### TO BE DONE
a) In the piece on the riots in DC, which group did Abraham Lincoln address on Jan. 27, 1838?
b) From the piece on the riots in DC, return the passage word for word, starting at "Liberals may find" and ending at "And it’s happening.".

Start EXTRACTED TEXT

Riots in DC: the power of conflicting narratives

Liberals may find fault with this American icon, but which of them coud have done what he did? Does any modern politician have his wit, diplomacy, tenacity, and, very important, his eloquence?

 

On Jan. 27, 1838, Abraham Lincoln spoke before the Young Men’s Lyceum of Springfield, Illinois, about “the perpetuation of our political institutions.” During that address, he said:

“At what point then is the approach of danger to be expected? I answer, if it ever reach us, it must spring up amongst us. It cannot come from abroad. If destruction be our lot, we must ourselves be its author and finisher. As a nation of freemen, we must live through all time, or die by suicide.”

Lincoln’s message: no other nation is strong enough to destroy America.  We would do it to ourselves.  And it’s happening.

End EXTRACTED TEXT
Start INFORMATION SHOWN

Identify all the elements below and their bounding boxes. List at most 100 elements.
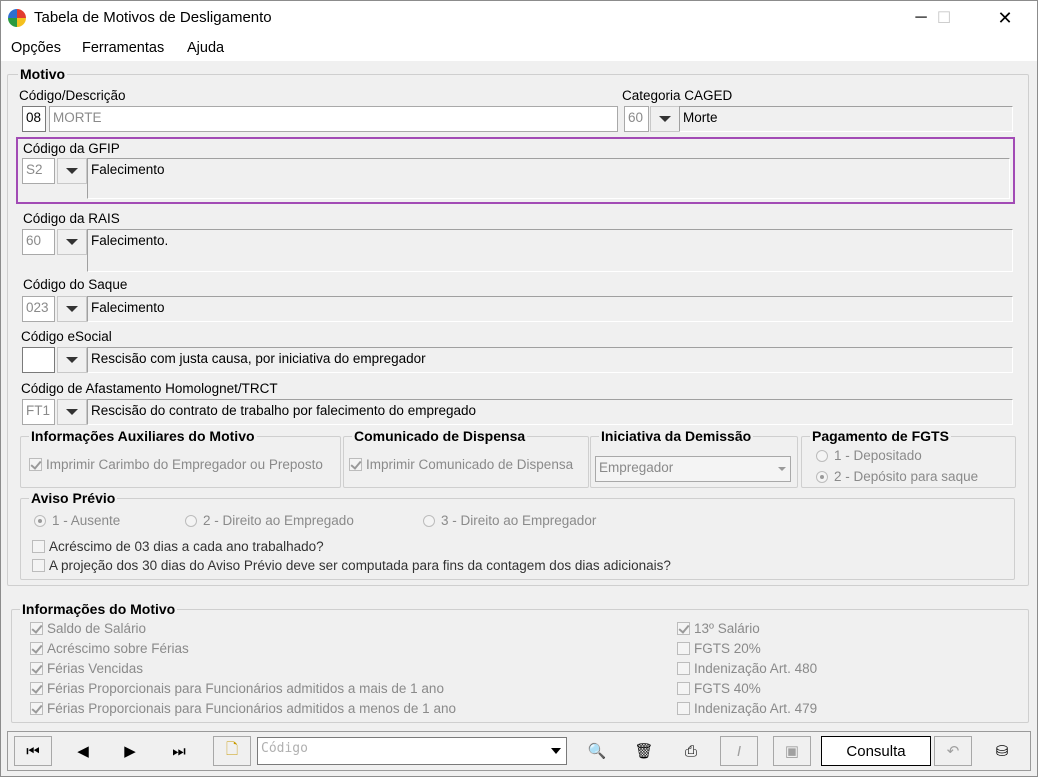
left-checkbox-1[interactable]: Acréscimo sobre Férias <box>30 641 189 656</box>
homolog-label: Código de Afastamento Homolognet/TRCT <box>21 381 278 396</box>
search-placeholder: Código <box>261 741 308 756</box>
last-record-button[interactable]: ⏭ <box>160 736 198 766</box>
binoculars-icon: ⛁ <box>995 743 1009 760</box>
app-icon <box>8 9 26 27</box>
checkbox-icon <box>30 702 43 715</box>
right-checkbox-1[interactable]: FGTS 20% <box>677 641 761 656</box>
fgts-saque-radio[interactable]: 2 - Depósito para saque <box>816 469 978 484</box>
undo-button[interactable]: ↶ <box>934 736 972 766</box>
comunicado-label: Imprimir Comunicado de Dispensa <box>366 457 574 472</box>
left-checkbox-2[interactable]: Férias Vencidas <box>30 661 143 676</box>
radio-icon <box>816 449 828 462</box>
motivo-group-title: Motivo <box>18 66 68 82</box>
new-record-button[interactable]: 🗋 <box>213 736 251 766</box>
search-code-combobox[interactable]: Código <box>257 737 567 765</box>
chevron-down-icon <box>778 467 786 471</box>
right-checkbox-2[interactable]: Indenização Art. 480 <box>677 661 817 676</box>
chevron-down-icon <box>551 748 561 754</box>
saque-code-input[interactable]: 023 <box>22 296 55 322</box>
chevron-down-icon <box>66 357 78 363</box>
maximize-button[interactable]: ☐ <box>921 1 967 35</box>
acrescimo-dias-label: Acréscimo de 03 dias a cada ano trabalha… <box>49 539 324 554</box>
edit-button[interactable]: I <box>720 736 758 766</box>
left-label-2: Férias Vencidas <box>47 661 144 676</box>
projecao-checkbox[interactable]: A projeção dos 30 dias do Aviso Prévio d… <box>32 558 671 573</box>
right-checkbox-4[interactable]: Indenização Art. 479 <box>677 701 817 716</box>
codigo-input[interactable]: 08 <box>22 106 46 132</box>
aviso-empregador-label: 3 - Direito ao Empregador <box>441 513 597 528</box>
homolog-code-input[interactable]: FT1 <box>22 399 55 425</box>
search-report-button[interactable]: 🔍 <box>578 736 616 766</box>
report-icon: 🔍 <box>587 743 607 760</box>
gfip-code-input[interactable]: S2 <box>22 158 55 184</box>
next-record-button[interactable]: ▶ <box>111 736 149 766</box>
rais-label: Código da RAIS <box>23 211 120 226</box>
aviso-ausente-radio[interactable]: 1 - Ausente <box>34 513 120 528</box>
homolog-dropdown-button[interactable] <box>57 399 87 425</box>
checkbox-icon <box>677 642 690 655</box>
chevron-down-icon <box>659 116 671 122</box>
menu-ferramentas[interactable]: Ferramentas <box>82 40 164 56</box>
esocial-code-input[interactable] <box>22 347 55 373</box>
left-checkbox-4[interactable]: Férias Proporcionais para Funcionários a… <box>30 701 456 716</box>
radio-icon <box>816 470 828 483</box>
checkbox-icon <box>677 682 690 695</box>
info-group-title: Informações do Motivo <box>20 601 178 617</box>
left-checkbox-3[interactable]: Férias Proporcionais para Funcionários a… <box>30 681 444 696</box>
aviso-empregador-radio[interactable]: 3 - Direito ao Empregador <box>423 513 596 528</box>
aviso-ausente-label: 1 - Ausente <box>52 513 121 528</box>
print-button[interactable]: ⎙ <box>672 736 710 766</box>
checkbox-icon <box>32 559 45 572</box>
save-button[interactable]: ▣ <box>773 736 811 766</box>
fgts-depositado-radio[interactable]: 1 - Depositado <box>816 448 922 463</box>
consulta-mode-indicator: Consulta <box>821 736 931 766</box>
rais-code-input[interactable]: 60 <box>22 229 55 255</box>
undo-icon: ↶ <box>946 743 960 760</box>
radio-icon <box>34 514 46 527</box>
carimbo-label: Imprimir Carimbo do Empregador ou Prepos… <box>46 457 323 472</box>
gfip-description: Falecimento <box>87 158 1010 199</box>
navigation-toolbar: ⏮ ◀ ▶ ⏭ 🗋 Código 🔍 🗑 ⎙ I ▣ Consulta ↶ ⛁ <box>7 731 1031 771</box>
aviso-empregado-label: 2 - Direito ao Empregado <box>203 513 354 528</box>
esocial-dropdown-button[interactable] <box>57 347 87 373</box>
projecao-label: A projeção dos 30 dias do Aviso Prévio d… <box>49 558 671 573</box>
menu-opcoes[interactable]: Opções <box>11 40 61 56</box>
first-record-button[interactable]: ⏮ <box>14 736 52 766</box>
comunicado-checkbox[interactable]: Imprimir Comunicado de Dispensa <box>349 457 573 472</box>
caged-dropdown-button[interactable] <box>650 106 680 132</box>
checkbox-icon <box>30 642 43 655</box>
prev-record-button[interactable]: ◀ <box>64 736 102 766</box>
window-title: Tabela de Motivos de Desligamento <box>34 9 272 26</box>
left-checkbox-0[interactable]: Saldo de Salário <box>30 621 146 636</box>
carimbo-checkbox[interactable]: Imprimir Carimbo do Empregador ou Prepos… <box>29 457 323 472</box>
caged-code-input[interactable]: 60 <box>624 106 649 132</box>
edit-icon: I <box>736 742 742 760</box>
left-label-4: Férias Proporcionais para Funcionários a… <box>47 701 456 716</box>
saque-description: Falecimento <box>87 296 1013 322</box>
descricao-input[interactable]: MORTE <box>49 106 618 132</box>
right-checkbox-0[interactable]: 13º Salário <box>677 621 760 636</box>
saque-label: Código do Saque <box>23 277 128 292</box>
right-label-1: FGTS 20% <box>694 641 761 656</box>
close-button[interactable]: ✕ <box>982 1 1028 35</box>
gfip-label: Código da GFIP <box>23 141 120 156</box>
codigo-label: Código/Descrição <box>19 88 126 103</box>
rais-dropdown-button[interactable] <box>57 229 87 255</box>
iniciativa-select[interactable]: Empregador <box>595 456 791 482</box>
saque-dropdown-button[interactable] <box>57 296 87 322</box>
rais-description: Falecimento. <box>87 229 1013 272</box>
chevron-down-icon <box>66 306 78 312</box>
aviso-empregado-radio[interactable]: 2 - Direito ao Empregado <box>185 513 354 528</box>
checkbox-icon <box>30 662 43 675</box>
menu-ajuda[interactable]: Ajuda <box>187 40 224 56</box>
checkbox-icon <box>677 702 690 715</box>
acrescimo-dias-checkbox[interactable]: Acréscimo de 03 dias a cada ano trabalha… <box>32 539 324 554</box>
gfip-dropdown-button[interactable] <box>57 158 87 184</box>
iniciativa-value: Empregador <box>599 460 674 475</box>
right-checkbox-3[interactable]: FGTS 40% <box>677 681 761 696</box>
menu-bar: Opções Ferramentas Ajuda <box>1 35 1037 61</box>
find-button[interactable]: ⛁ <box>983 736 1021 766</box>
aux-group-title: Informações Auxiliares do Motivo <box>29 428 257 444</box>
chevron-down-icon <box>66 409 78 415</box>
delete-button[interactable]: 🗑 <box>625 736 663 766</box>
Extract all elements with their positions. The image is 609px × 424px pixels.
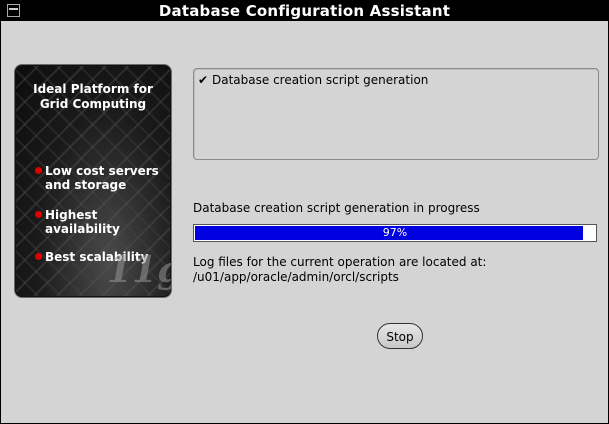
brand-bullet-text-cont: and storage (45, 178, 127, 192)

End INFORMATION SHOWN

### RESULTS FOR THE EXERCISE
a) The Young Men’s Lyceum of Springfield, Illinois.

b)
Liberals may find fault with this American icon, but which of them coud have done what he did? Does any modern politician have his wit, diplomacy, tenacity, and, very important, his eloquence?

 

On Jan. 27, 1838, Abraham Lincoln spoke before the Young Men’s Lyceum of Springfield, Illinois, about “the perpetuation of our political institutions.” During that address, he said:

“At what point then is the approach of danger to be expected? I answer, if it ever reach us, it must spring up amongst us. It cannot come from abroad. If destruction be our lot, we must ourselves be its author and finisher. As a nation of freemen, we must live through all time, or die by suicide.”

Lincoln’s message: no other nation is strong enough to destroy America.  We would do it to ourselves.  And it’s happening.